[BEGIN Records to process]

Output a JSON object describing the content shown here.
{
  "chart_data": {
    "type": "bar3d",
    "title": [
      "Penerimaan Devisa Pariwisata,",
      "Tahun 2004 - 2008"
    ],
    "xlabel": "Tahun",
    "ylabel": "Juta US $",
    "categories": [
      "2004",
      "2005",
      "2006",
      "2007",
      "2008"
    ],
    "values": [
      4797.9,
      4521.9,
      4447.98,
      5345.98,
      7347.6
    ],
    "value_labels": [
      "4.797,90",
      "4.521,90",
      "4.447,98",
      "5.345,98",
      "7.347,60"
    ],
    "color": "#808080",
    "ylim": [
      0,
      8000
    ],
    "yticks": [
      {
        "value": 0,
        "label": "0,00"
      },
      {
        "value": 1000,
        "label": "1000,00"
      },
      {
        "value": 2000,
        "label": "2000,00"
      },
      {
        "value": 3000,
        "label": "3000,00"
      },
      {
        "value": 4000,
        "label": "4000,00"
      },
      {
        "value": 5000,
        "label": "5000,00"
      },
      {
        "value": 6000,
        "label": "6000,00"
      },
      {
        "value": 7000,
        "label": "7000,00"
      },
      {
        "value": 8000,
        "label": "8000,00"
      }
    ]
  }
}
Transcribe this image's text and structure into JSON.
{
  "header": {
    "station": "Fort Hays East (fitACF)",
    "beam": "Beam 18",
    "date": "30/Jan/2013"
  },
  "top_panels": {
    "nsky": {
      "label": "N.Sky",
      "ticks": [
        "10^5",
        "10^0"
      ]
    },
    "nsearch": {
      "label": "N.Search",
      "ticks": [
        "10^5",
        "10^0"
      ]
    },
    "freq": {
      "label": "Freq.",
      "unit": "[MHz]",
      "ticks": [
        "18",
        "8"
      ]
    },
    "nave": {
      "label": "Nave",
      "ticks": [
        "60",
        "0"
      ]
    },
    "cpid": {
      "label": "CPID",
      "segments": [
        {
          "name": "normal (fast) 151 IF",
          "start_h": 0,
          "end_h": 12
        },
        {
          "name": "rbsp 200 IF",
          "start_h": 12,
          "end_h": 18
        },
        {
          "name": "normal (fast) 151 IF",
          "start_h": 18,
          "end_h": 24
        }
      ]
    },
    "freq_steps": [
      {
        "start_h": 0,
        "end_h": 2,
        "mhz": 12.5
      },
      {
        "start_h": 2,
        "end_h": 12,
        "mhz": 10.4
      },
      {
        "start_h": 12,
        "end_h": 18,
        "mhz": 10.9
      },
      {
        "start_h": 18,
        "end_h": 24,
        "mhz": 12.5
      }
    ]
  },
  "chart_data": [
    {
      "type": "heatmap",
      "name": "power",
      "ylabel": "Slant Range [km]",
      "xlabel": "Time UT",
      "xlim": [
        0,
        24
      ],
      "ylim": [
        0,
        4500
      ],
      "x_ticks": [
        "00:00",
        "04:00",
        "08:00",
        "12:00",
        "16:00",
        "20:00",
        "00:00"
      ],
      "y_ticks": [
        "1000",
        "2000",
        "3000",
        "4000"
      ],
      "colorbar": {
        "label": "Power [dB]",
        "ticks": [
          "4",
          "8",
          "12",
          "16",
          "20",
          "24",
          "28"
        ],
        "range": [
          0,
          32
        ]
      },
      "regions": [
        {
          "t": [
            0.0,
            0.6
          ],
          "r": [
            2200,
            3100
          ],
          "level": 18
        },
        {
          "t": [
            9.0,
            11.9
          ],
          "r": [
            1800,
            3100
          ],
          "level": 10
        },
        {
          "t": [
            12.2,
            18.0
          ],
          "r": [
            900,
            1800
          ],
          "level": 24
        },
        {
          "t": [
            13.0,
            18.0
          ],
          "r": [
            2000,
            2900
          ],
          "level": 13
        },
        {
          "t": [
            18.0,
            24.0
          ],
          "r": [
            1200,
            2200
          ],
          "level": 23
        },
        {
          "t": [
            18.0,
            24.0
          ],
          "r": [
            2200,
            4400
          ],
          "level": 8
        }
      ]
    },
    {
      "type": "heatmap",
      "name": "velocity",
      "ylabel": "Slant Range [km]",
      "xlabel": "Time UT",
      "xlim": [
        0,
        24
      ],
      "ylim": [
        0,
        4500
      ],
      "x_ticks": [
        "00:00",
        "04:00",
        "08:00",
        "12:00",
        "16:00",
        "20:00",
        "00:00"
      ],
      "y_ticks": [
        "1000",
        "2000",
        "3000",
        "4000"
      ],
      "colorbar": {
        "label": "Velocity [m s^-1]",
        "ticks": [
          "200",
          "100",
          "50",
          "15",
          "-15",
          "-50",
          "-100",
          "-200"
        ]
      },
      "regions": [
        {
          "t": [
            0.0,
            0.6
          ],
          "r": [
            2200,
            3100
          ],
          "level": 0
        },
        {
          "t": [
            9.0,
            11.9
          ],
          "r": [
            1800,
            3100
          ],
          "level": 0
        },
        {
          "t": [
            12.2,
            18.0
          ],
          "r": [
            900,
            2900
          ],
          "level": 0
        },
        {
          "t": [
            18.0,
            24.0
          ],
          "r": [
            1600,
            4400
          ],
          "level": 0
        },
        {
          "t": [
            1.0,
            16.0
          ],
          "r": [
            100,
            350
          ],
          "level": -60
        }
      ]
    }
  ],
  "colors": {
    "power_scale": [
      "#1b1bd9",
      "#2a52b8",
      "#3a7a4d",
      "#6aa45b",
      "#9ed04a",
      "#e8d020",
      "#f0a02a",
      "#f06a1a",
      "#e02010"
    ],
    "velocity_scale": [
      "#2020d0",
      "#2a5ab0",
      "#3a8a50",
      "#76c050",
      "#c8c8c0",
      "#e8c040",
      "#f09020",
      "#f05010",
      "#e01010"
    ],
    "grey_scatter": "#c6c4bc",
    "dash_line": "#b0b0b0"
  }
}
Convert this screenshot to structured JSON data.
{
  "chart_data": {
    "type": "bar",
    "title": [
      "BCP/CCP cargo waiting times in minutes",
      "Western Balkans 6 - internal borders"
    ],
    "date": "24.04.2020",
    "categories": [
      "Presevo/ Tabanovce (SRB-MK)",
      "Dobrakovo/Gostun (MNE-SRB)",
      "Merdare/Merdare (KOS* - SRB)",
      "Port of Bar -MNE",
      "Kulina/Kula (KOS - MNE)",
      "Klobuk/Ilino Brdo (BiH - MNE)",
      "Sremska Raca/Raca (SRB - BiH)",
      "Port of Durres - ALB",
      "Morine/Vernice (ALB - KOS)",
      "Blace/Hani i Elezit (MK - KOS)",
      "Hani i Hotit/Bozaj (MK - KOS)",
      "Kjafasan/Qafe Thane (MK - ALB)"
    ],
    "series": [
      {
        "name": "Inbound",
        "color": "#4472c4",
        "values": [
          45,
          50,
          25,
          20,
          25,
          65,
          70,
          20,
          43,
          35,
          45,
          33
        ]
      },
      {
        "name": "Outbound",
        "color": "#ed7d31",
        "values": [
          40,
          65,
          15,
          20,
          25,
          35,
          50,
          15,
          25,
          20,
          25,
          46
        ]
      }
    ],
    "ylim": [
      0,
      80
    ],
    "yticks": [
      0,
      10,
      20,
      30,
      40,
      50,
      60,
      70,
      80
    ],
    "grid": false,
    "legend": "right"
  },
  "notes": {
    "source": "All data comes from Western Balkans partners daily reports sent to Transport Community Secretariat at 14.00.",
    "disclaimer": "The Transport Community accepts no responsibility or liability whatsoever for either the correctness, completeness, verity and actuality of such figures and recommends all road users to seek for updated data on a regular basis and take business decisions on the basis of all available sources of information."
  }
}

[END Records to process]

Report how many lines above hold the string "Transport", giving nothing but the number.

2